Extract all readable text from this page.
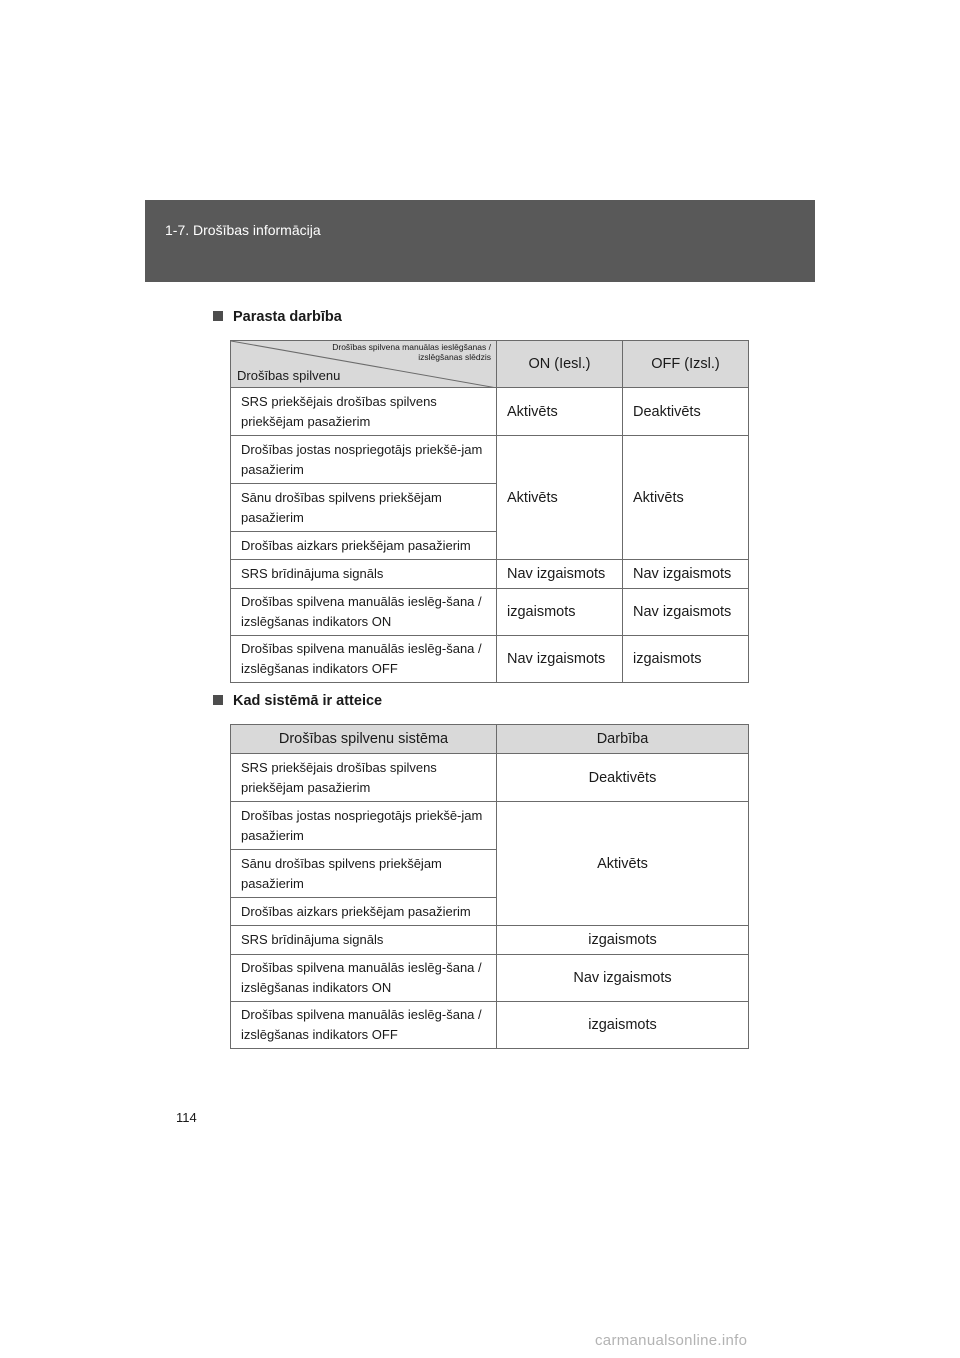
1-7. Drošības informācija
Parasta darbība
Drošības spilvena manuālas ieslēgšanas /
izslēgšanas slēdzis
Drošības spilvenu	ON (Iesl.)	OFF (Izsl.)
SRS priekšējais drošības spilvens priekšējam pasažierim	Aktivēts	Deaktivēts
Drošības jostas nospriegotājs priekšē-jam pasažierim	Aktivēts	Aktivēts
Sānu drošības spilvens priekšējam pasažierim		
Drošības aizkars priekšējam pasažierim		
SRS brīdinājuma signāls	Nav izgaismots	Nav izgaismots
Drošības spilvena manuālās ieslēg-šana / izslēgšanas indikators ON	izgaismots	Nav izgaismots
Drošības spilvena manuālās ieslēg-šana / izslēgšanas indikators OFF	Nav izgaismots	izgaismots
Kad sistēmā ir atteice
Drošības spilvenu sistēma	Darbība
SRS priekšējais drošības spilvens priekšējam pasažierim	Deaktivēts
Drošības jostas nospriegotājs priekšē-jam pasažierim	Aktivēts
Sānu drošības spilvens priekšējam pasažierim	
Drošības aizkars priekšējam pasažierim	
SRS brīdinājuma signāls	izgaismots
Drošības spilvena manuālās ieslēg-šana / izslēgšanas indikators ON	Nav izgaismots
Drošības spilvena manuālās ieslēg-šana / izslēgšanas indikators OFF	izgaismots
114
carmanualsonline.info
────────
Task requirements ▸
Omit each picture, then return all of the listing exactly as it stands.

Solution to this problem ▸
Extract all readable text from this page.
1-7. Drošības informācija
Parasta darbība
Drošības spilvena manuālas ieslēgšanas /
izslēgšanas slēdzis
Drošības spilvenu	ON (Iesl.)	OFF (Izsl.)
SRS priekšējais drošības spilvens priekšējam pasažierim	Aktivēts	Deaktivēts
Drošības jostas nospriegotājs priekšē-jam pasažierim	Aktivēts	Aktivēts
Sānu drošības spilvens priekšējam pasažierim		
Drošības aizkars priekšējam pasažierim		
SRS brīdinājuma signāls	Nav izgaismots	Nav izgaismots
Drošības spilvena manuālās ieslēg-šana / izslēgšanas indikators ON	izgaismots	Nav izgaismots
Drošības spilvena manuālās ieslēg-šana / izslēgšanas indikators OFF	Nav izgaismots	izgaismots
Kad sistēmā ir atteice
Drošības spilvenu sistēma	Darbība
SRS priekšējais drošības spilvens priekšējam pasažierim	Deaktivēts
Drošības jostas nospriegotājs priekšē-jam pasažierim	Aktivēts
Sānu drošības spilvens priekšējam pasažierim	
Drošības aizkars priekšējam pasažierim	
SRS brīdinājuma signāls	izgaismots
Drošības spilvena manuālās ieslēg-šana / izslēgšanas indikators ON	Nav izgaismots
Drošības spilvena manuālās ieslēg-šana / izslēgšanas indikators OFF	izgaismots
114
carmanualsonline.info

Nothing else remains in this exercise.